    the conversion was taken. Under 5.7(e) the restart should have been taken.

    Without the benefit of commentators, and in the white hot atmosphere of the
    crowd last Sunday, our takeaways were:

    Why not refer the Bennet try to the TMO? Why not refer the SHD tackle to the
    TMO for foul play? At a crucial point in the game, referrals would have killed
    the debate dead.

    Why so many red zone penalties against Wales, yet no yellow card?

    I agree the referee should not be vilified, but it was a performance far below
    the standards required for the 6ns. It has to be addressed.

    Post match: why is Finn Russell cited – and banned – despite making no tackle as defined in law, yet the Welshman is not, while making a tackle?

  • KingRog

    Hamilton’s involvement is open to interpretation. He was attempting to retrieve the ball in order that a quick conversion could be taken. Needles to say, Wales weren’t too keen on giving him the ball.

  • Phil Rodda

    Agree with Alastair regarding the ‘blocking run try’. Jon Davies was not running a supporting line but a blocking line – that was plain for anyone to see. I’ve seen GJ referee on a number of occasions and this is the first time I though he was below par

  • A couple of things come to mind:

    1. The fact that he didn’t even use the TMO for the Mark Bennet try. The article says there was no clear TV angle, but he didn’t even ask the TMO to take a look.

    2. The article completely fails to mention the ‘Blocking Run Try’ before half time.

    Taken together, even if you ignore everything else, that’s a 14 point swing because of poor refereeing decisions, which is not acceptable at that sort of level.

  • Jem McDowall

    The article did NOT make clear the fact that it was the time-keeper, not GJ, who made the decision that time was up. At the end of the match Jackson was clearly heading back for the ko and was told by the timekeeper/TMO that time was up. The ref does NOT keep time in an international match, he only gives the signal of time on or time off. The timekeeper does the rest.

════════════════

Revise the passage of the refereeing comments that begins at "Why not refer the Bennet" and ends after "him the ball.", putting "television match official" wherever "TMO" appears.

(Document structure recognition data)
════════════════

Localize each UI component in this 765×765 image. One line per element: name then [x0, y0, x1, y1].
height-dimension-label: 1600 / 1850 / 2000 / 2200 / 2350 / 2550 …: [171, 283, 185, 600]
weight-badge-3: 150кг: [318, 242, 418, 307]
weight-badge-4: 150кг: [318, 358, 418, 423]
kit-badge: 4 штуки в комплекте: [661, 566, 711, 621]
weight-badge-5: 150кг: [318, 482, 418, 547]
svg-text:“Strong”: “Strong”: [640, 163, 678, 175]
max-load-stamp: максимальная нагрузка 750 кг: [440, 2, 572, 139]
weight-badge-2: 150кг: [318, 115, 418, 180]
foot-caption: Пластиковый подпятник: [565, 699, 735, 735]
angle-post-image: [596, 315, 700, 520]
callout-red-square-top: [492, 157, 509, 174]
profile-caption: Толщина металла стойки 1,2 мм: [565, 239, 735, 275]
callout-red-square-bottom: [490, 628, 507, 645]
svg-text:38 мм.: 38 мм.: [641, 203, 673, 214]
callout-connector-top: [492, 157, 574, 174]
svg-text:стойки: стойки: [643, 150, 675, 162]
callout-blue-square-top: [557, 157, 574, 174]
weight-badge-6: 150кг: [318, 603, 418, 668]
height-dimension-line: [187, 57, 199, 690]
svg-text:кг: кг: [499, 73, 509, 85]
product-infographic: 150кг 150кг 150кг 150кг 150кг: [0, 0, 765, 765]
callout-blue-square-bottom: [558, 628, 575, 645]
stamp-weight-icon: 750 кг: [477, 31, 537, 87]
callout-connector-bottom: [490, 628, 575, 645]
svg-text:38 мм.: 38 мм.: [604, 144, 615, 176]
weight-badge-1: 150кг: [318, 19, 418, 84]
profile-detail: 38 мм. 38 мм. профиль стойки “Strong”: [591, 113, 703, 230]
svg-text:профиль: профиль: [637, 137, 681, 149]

════════════════

Response to the task:
Why not refer the Bennet try to the television match official? Why not refer the SHD tackle to the
    television match official for foul play? At a crucial point in the game, referrals would have killed
    the debate dead.

    Why so many red zone penalties against Wales, yet no yellow card?

    I agree the referee should not be vilified, but it was a performance far below
    the standards required for the 6ns. It has to be addressed.

    Post match: why is Finn Russell cited – and banned – despite making no tackle as defined in law, yet the Welshman is not, while making a tackle?

  • KingRog

    Hamilton’s involvement is open to interpretation. He was attempting to retrieve the ball in order that a quick conversion could be taken. Needles to say, Wales weren’t too keen on giving him the ball.